■ **EXCERPTED PASSAGE**
Grayscale images are exclusively employed for RADAR-base data visualization purposes, rather than serving as input for the model. This choice arises from the fact that numerous researchers in RADAR meteorology employ deep learning methods by utilizing grayscale representations of pseudo-colored intensity products as inputs. This practice is due to their inability to access RADAR-base data or their limited RADAR expertise. Consequently, this input approach presents the following two conspicuous disadvantages: (1) the intensity pseudo color image only uses 16 color codes to represent a continuous range from −10 to more than 70 dBZ; (2) when converting to a grayscale image of 0–255, the details are further smoothed out. In contrast, this study employs actual observation values constrained within [0, 70] as input, effectively preserving the details of RADAR echoes. Data standardization is a standard procedure in deep learning, and it serves to maintain isotropy while utilizing gradient descent algorithms to expedite the convergence of weight parameters. In order to promote this research on SL automatic recognition, a specialized labeling software is developed by the RADAR team. The process of manual classification is as follows: opening RADAR-base data from the software, a black window with a set size is displayed in the PPI (This study used a window size of 60 × 60), and the data of all parameters in all elevations in the window will be automatically saved when the mouse is double clicked (Figure 1). The label is manually marked as one if an SL is contained within the window, otherwise it is marked as zero.

Here, 4992 SL and 9054 non-SL samples are tagged with manual classification by a significant amount of manpower and time. The size of labels is set to 60 km × 60 km with nine elevations, and only reflectivity factors are used for modeling, so the label matrix size is 9 × 60 × 60 for CINRAD/SA, but 9 × 240 × 240 for CINRAD/SAD which need downsampling to be consistent with CINRAD/SA. The intensity echoes of some SLs at the 0.5° elevation are demonstrated in grayscale images for visual understanding (Figure 2).

■ **INFORMATION SUPPLIED**
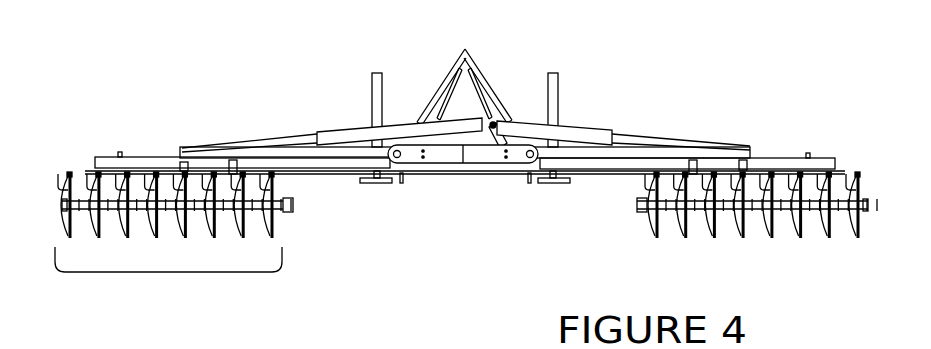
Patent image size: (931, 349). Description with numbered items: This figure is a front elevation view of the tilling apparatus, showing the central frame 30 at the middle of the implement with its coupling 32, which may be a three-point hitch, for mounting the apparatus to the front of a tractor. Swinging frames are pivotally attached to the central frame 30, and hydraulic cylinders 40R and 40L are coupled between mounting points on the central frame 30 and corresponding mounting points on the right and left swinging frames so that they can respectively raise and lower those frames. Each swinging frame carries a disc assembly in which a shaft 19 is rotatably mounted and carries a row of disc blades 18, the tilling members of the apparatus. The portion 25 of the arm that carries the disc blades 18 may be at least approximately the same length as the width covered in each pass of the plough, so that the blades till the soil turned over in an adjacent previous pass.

■ **REQUIRED WORK**
A. In the radar passage, why does the study give the model actual observation values instead of grayscale images?
B. Copy the radar passage, beginning at the words that contain "Here, 4992 SL" and stopping after "understanding (Figure 2).".

■ **ANSWERS TO EACH TASK**
A. Grayscale inputs lose detail. The pseudo-color intensity image uses only 16 color codes to represent a continuous range from −10 to more than 70 dBZ, and converting it to a 0–255 grayscale image smooths the details out further. Actual observation values constrained within [0, 70] preserve the details of RADAR echoes.

B.
Here, 4992 SL and 9054 non-SL samples are tagged with manual classification by a significant amount of manpower and time. The size of labels is set to 60 km × 60 km with nine elevations, and only reflectivity factors are used for modeling, so the label matrix size is 9 × 60 × 60 for CINRAD/SA, but 9 × 240 × 240 for CINRAD/SAD which need downsampling to be consistent with CINRAD/SA. The intensity echoes of some SLs at the 0.5° elevation are demonstrated in grayscale images for visual understanding (Figure 2).